- _Exercise task_
Skip the pictures. Repeat everything else in the records word for word.

- _Source data_
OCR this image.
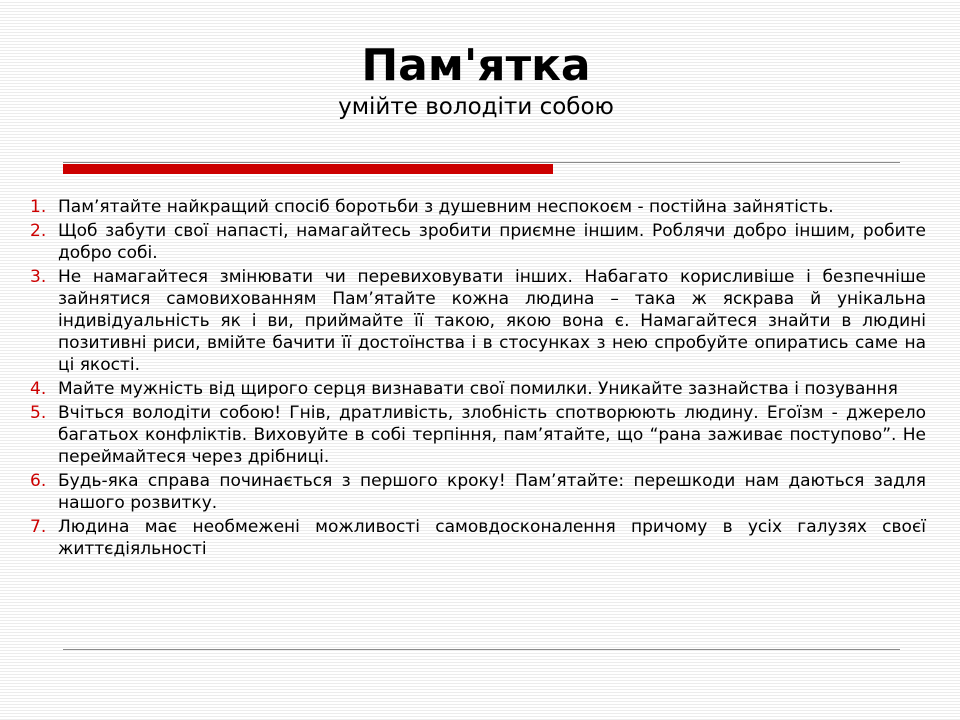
Пам'ятка
умійте володіти собою
1. Пам’ятайте найкращий спосіб боротьби з душевним неспокоєм - постійна зайнятість.
2. Щоб забути свої напасті, намагайтесь зробити приємне іншим. Роблячи добро іншим, робите добро собі.
3. Не намагайтеся змінювати чи перевиховувати інших. Набагато корисливіше і безпечніше зайнятися самовихованням Пам’ятайте кожна людина – така ж яскрава й унікальна індивідуальність як і ви, приймайте її такою, якою вона є. Намагайтеся знайти в людині позитивні риси, вмійте бачити її достоїнства і в стосунках з нею спробуйте опиратись саме на ці якості.
4. Майте мужність від щирого серця визнавати свої помилки. Уникайте зазнайства і позування
5. Вчіться володіти собою! Гнів, дратливість, злобність спотворюють людину. Егоїзм - джерело багатьох конфліктів. Виховуйте в собі терпіння, пам’ятайте, що “рана заживає поступово”. Не переймайтеся через дрібниці.
6. Будь-яка справа починається з першого кроку! Пам’ятайте: перешкоди нам даються задля нашого розвитку.
7. Людина має необмежені можливості самовдосконалення причому в усіх галузях своєї життєдіяльності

- _Completed exercise_
OCR this image.
Пам'ятка
умійте володіти собою
1. Пам’ятайте найкращий спосіб боротьби з душевним неспокоєм - постійна зайнятість.
2. Щоб забути свої напасті, намагайтесь зробити приємне іншим. Роблячи добро іншим, робите добро собі.
3. Не намагайтеся змінювати чи перевиховувати інших. Набагато корисливіше і безпечніше зайнятися самовихованням Пам’ятайте кожна людина – така ж яскрава й унікальна індивідуальність як і ви, приймайте її такою, якою вона є. Намагайтеся знайти в людині позитивні риси, вмійте бачити її достоїнства і в стосунках з нею спробуйте опиратись саме на ці якості.
4. Майте мужність від щирого серця визнавати свої помилки. Уникайте зазнайства і позування
5. Вчіться володіти собою! Гнів, дратливість, злобність спотворюють людину. Егоїзм - джерело багатьох конфліктів. Виховуйте в собі терпіння, пам’ятайте, що “рана заживає поступово”. Не переймайтеся через дрібниці.
6. Будь-яка справа починається з першого кроку! Пам’ятайте: перешкоди нам даються задля нашого розвитку.
7. Людина має необмежені можливості самовдосконалення причому в усіх галузях своєї життєдіяльності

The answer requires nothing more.